From the records, pick out and copy each line containing "disegno".

:: Stored records ::

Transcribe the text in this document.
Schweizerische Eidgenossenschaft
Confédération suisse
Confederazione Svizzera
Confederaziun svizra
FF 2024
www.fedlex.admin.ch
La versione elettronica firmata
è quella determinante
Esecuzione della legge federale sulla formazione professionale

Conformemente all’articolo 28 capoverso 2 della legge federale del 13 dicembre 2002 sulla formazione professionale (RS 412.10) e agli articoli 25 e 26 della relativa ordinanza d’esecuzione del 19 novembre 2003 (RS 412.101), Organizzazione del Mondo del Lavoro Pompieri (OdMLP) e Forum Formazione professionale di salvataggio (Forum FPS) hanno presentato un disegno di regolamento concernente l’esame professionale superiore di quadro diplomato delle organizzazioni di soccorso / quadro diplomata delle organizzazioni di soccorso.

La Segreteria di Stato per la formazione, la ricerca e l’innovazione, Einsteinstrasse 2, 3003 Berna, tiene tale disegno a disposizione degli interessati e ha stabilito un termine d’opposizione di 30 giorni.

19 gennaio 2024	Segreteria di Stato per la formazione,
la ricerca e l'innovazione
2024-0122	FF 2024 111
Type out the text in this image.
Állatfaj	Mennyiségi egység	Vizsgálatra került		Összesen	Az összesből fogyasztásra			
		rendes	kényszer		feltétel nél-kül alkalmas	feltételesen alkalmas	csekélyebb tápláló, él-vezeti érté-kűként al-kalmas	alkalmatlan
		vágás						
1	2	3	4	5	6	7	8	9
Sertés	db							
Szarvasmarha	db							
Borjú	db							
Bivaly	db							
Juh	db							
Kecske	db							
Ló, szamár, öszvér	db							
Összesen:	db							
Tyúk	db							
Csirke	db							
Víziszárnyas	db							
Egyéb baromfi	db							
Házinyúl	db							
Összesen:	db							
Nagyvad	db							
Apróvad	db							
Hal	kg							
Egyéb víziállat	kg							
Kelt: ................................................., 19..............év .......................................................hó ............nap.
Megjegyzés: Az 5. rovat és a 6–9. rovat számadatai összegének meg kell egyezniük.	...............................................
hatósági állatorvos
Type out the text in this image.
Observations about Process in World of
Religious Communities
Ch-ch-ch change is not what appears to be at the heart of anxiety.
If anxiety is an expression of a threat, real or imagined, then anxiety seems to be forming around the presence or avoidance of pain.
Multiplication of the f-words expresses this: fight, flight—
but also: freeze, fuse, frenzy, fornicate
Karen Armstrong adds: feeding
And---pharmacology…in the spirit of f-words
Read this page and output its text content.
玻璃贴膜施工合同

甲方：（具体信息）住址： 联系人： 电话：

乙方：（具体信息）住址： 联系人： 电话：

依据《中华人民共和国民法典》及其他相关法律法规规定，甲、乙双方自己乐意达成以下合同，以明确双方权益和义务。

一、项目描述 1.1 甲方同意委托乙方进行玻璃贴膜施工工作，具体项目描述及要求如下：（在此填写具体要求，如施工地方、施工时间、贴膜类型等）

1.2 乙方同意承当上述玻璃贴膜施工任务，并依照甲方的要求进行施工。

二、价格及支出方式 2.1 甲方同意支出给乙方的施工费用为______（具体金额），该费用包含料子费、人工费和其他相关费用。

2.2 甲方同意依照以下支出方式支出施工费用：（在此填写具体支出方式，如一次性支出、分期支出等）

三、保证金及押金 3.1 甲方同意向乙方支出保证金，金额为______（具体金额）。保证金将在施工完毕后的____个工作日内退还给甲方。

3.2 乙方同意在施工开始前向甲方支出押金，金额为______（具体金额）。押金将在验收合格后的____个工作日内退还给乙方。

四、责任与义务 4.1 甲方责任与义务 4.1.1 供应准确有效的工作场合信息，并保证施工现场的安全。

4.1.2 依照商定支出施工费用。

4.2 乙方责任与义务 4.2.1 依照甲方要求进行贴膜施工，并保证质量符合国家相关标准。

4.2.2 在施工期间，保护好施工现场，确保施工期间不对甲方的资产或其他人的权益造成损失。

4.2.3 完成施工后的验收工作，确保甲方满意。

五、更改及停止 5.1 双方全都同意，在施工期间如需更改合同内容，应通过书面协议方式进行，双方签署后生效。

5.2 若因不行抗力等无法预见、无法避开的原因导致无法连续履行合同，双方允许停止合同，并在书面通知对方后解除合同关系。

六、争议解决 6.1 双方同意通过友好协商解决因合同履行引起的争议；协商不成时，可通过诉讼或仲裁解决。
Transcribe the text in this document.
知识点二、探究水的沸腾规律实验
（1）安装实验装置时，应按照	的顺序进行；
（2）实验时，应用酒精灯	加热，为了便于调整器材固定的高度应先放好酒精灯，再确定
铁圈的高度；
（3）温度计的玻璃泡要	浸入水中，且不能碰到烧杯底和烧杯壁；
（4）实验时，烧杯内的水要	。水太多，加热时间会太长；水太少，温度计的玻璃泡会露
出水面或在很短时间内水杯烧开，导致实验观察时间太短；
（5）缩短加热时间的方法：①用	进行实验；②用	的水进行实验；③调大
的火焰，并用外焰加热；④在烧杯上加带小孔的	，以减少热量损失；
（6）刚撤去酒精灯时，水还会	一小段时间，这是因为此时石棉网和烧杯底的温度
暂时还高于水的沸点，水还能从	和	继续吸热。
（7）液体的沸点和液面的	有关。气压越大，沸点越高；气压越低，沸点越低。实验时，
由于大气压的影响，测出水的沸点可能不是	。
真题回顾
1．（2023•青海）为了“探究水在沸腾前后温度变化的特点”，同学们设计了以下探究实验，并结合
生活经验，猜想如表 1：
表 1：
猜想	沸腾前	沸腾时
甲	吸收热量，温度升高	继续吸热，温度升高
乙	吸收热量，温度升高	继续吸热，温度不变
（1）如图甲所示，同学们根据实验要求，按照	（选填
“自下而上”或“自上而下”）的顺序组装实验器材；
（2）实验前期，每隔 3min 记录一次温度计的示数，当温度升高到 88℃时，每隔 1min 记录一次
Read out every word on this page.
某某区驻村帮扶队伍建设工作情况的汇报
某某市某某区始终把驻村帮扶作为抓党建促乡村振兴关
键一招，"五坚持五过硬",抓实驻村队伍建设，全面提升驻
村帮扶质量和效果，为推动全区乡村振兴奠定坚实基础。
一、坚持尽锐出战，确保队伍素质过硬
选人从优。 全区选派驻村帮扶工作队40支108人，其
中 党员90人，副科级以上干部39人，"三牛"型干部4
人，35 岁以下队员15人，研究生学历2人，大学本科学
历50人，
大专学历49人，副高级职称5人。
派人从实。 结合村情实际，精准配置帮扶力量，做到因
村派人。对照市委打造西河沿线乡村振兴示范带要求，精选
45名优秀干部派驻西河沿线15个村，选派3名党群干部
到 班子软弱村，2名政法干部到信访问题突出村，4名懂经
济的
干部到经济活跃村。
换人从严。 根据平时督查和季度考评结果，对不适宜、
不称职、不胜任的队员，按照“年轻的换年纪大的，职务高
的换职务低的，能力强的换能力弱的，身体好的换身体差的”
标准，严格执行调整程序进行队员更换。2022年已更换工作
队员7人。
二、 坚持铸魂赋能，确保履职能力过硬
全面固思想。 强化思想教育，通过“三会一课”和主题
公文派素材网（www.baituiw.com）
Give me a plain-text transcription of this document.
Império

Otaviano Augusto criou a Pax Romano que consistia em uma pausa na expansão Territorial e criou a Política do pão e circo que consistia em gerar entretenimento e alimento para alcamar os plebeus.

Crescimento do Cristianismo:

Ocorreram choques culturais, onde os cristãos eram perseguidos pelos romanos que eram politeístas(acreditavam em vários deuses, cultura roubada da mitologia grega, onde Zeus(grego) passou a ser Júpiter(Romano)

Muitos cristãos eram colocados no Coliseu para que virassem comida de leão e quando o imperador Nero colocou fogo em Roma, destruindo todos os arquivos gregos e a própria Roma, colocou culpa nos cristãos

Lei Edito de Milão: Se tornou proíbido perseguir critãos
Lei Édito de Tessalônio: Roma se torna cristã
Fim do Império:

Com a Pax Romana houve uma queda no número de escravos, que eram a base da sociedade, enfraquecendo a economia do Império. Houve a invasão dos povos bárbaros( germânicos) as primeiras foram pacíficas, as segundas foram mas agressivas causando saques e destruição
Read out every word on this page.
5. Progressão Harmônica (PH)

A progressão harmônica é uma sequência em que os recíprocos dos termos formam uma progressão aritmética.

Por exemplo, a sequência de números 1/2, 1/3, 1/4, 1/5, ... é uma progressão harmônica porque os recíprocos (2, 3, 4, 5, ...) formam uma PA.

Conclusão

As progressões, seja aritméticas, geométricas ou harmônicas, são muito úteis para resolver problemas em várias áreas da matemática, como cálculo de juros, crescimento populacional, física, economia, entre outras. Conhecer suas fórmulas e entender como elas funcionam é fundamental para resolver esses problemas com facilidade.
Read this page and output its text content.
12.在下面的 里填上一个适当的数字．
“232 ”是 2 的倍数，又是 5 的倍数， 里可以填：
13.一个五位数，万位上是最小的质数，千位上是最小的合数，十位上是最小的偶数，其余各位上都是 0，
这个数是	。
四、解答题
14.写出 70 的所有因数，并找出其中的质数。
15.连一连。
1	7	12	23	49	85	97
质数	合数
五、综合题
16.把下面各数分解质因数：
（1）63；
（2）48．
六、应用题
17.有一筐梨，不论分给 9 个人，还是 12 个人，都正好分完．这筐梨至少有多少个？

:::

**Full answer**
Conformemente all’articolo 28 capoverso 2 della legge federale del 13 dicembre 2002 sulla formazione professionale (RS 412.10) e agli articoli 25 e 26 della relativa ordinanza d’esecuzione del 19 novembre 2003 (RS 412.101), Organizzazione del Mondo del Lavoro Pompieri (OdMLP) e Forum Formazione professionale di salvataggio (Forum FPS) hanno presentato un disegno di regolamento concernente l’esame professionale superiore di quadro diplomato delle organizzazioni di soccorso / quadro diplomata delle organizzazioni di soccorso.
La Segreteria di Stato per la formazione, la ricerca e l’innovazione, Einsteinstrasse 2, 3003 Berna, tiene tale disegno a disposizione degli interessati e ha stabilito un termine d’opposizione di 30 giorni.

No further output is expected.